**MATERIAL FOR THIS EXERCISE**

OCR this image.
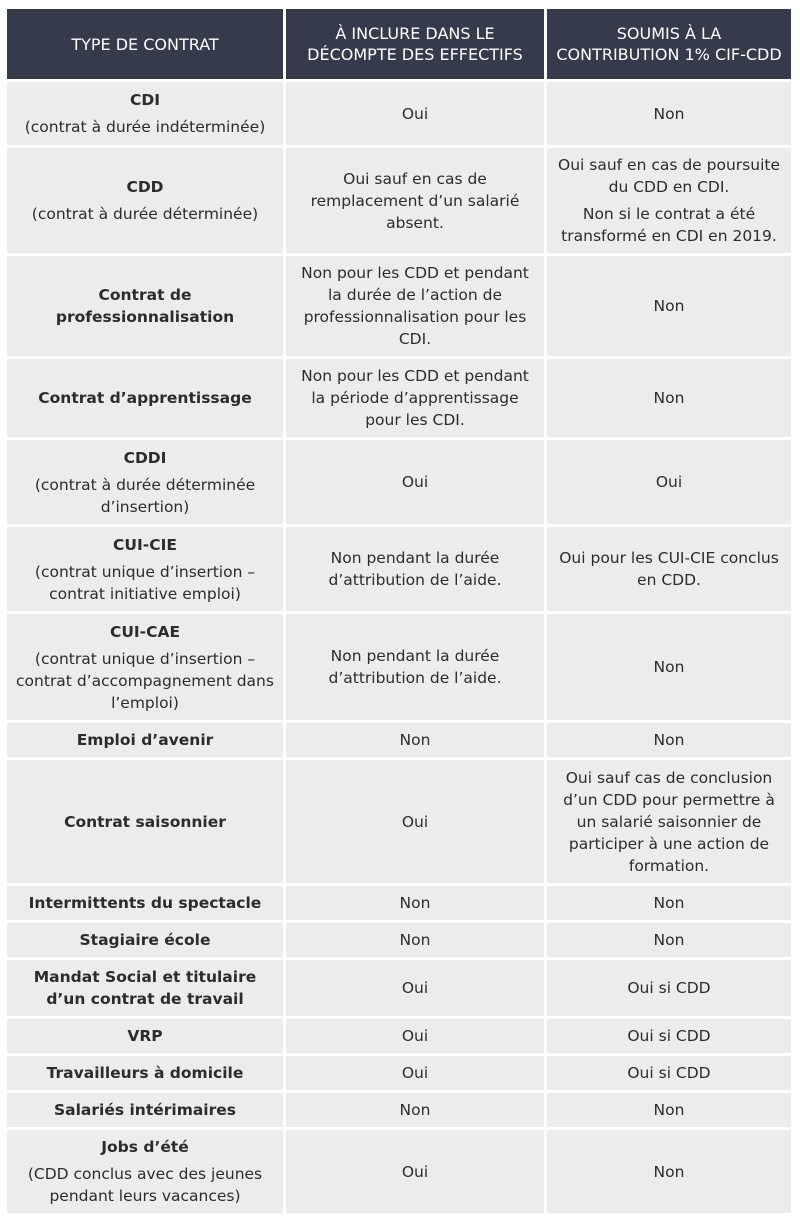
TYPE DE CONTRAT	À INCLURE DANS LE DÉCOMPTE DES EFFECTIFS	SOUMIS À LA CONTRIBUTION 1% CIF-CDD

CDI
(contrat à durée indéterminée)	Oui	Non

CDD
(contrat à durée déterminée)	Oui sauf en cas de remplacement d’un salarié absent.	Oui sauf en cas de poursuite du CDD en CDI.
Non si le contrat a été transformé en CDI en 2019.

Contrat de professionnalisation	Non pour les CDD et pendant la durée de l’action de professionnalisation pour les CDI.	Non

Contrat d’apprentissage	Non pour les CDD et pendant la période d’apprentissage pour les CDI.	Non

CDDI
(contrat à durée déterminée d’insertion)	Oui	Oui

CUI-CIE
(contrat unique d’insertion – contrat initiative emploi)	Non pendant la durée d’attribution de l’aide.	Oui pour les CUI-CIE conclus en CDD.

CUI-CAE
(contrat unique d’insertion – contrat d’accompagnement dans l’emploi)	Non pendant la durée d’attribution de l’aide.	Non

Emploi d’avenir	Non	Non

Contrat saisonnier	Oui	Oui sauf cas de conclusion d’un CDD pour permettre à un salarié saisonnier de participer à une action de formation.

Intermittents du spectacle	Non	Non

Stagiaire école	Non	Non

Mandat Social et titulaire d’un contrat de travail	Oui	Oui si CDD

VRP	Oui	Oui si CDD

Travailleurs à domicile	Oui	Oui si CDD

Salariés intérimaires	Non	Non

Jobs d’été
(CDD conclus avec des jeunes pendant leurs vacances)	Oui	Non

**THE TASK**
From the listing above, copy every line that holds the string "insertion".

**SOLUTION TO THIS PROBLEM**
(contrat à durée déterminée d’insertion)	Oui	Oui
(contrat unique d’insertion – contrat initiative emploi)	Non pendant la durée d’attribution de l’aide.	Oui pour les CUI-CIE conclus en CDD.
(contrat unique d’insertion – contrat d’accompagnement dans l’emploi)	Non pendant la durée d’attribution de l’aide.	Non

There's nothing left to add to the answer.